**REQUIRED WORK:**
Please return the full notebook excerpt on plotting yearly births, reproducing every line without any change.

Minimum births per year: 3880894
Maximum births per year: 4089950



In [17]:

    
import matplotlib.pyplot as plt
from matplotlib import style
%matplotlib inline
style.use('ggplot')



In [18]:

    
cdc_year_births_sorted = sorted(cdc_year_births.items())
x, y = zip(*cdc_year_births_sorted)



In [19]:

    
ann_x = []

for i in range(len(x)):
    temp = (y[i] - y[i-1]) / y[i-1] * 100
    temp = temp * 100
    ann_x.append(int(temp))



In [20]:

    
plt.plot(x, y, '-o')
plt.xlim([1993, 2004]) # , 0, 20
plt.ylim([3850000, 4170000])
plt.xlabel('Years')
plt.ylabel('Births')

plt.annotate('-',xy=(x[0] - 0.05, y[0]+10000))

Dataset entries
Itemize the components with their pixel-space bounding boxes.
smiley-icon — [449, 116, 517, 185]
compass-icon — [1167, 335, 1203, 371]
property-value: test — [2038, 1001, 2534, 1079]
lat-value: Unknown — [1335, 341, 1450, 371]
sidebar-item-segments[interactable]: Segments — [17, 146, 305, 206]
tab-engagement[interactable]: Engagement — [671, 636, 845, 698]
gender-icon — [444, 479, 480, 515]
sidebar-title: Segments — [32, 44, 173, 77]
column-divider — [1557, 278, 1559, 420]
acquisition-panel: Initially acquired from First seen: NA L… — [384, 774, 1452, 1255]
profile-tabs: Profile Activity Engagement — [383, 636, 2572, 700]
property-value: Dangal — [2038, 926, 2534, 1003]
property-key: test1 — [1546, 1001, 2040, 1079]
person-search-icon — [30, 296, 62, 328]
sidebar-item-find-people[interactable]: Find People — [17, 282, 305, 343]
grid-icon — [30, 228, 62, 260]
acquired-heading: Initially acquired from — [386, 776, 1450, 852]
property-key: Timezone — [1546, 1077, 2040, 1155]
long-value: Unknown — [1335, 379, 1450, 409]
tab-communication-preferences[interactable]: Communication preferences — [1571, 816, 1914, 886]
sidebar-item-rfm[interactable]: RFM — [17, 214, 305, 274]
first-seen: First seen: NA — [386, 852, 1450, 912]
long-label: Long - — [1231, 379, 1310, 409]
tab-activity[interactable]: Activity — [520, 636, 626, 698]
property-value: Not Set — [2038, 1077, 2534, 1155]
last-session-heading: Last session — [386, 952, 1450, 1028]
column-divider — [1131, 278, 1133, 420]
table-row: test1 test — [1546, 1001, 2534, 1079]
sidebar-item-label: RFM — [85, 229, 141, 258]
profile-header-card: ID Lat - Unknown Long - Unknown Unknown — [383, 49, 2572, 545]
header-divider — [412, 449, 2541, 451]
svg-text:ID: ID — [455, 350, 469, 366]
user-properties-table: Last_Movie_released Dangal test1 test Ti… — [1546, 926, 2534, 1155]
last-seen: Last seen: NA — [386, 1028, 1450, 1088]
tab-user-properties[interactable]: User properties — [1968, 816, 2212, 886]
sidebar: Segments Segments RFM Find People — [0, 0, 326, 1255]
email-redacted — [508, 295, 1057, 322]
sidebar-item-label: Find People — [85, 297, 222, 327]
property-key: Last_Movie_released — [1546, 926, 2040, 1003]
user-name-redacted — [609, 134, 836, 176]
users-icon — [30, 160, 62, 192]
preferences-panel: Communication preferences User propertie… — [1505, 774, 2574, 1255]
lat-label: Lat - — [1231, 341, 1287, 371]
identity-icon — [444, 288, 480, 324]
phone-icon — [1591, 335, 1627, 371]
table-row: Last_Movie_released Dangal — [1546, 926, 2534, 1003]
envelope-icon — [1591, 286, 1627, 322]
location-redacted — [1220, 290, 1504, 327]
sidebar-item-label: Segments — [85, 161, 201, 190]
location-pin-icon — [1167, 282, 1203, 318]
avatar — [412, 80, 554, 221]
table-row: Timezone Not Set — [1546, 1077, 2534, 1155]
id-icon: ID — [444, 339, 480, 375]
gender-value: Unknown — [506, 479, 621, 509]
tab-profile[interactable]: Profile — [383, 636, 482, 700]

**TASK RESULT:**
Minimum births per year: 3880894
Maximum births per year: 4089950



In [17]:

    
import matplotlib.pyplot as plt
from matplotlib import style
%matplotlib inline
style.use('ggplot')



In [18]:

    
cdc_year_births_sorted = sorted(cdc_year_births.items())
x, y = zip(*cdc_year_births_sorted)



In [19]:

    
ann_x = []

for i in range(len(x)):
    temp = (y[i] - y[i-1]) / y[i-1] * 100
    temp = temp * 100
    ann_x.append(int(temp))



In [20]:

    
plt.plot(x, y, '-o')
plt.xlim([1993, 2004]) # , 0, 20
plt.ylim([3850000, 4170000])
plt.xlabel('Years')
plt.ylabel('Births')

plt.annotate('-',xy=(x[0] - 0.05, y[0]+10000))